Write out the material exactly, leaving every picture behind.

--- BEGIN INPUT DATA ---

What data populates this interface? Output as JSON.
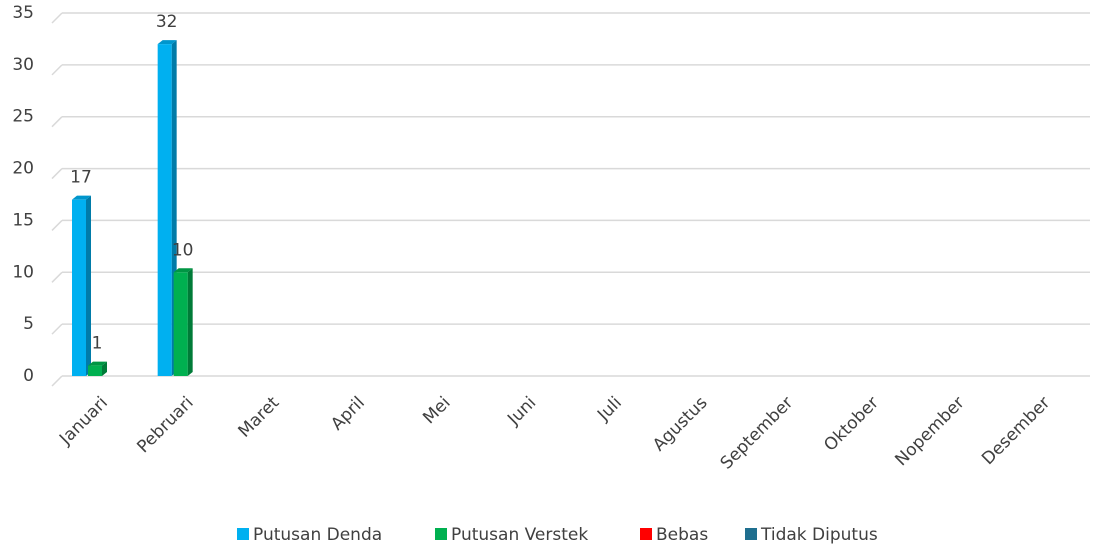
{
  "chart_data": {
    "type": "bar",
    "categories": [
      "Januari",
      "Pebruari",
      "Maret",
      "April",
      "Mei",
      "Juni",
      "Juli",
      "Agustus",
      "September",
      "Oktober",
      "Nopember",
      "Desember"
    ],
    "series": [
      {
        "name": "Putusan Denda",
        "color": "#00b0f0",
        "values": [
          17,
          32,
          null,
          null,
          null,
          null,
          null,
          null,
          null,
          null,
          null,
          null
        ]
      },
      {
        "name": "Putusan Verstek",
        "color": "#00b050",
        "values": [
          1,
          10,
          null,
          null,
          null,
          null,
          null,
          null,
          null,
          null,
          null,
          null
        ]
      },
      {
        "name": "Bebas",
        "color": "#ff0000",
        "values": [
          null,
          null,
          null,
          null,
          null,
          null,
          null,
          null,
          null,
          null,
          null,
          null
        ]
      },
      {
        "name": "Tidak Diputus",
        "color": "#1f6f8f",
        "values": [
          null,
          null,
          null,
          null,
          null,
          null,
          null,
          null,
          null,
          null,
          null,
          null
        ]
      }
    ],
    "ylim": [
      0,
      35
    ],
    "yticks": [
      0,
      5,
      10,
      15,
      20,
      25,
      30,
      35
    ],
    "grid": true,
    "legend": "bottom"
  }
}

--- END INPUT DATA ---

== EXERCISE ANSWER ==
What data populates this interface? Output as JSON.
{
  "chart_data": {
    "type": "bar",
    "categories": [
      "Januari",
      "Pebruari",
      "Maret",
      "April",
      "Mei",
      "Juni",
      "Juli",
      "Agustus",
      "September",
      "Oktober",
      "Nopember",
      "Desember"
    ],
    "series": [
      {
        "name": "Putusan Denda",
        "color": "#00b0f0",
        "values": [
          17,
          32,
          null,
          null,
          null,
          null,
          null,
          null,
          null,
          null,
          null,
          null
        ]
      },
      {
        "name": "Putusan Verstek",
        "color": "#00b050",
        "values": [
          1,
          10,
          null,
          null,
          null,
          null,
          null,
          null,
          null,
          null,
          null,
          null
        ]
      },
      {
        "name": "Bebas",
        "color": "#ff0000",
        "values": [
          null,
          null,
          null,
          null,
          null,
          null,
          null,
          null,
          null,
          null,
          null,
          null
        ]
      },
      {
        "name": "Tidak Diputus",
        "color": "#1f6f8f",
        "values": [
          null,
          null,
          null,
          null,
          null,
          null,
          null,
          null,
          null,
          null,
          null,
          null
        ]
      }
    ],
    "ylim": [
      0,
      35
    ],
    "yticks": [
      0,
      5,
      10,
      15,
      20,
      25,
      30,
      35
    ],
    "grid": true,
    "legend": "bottom"
  }
}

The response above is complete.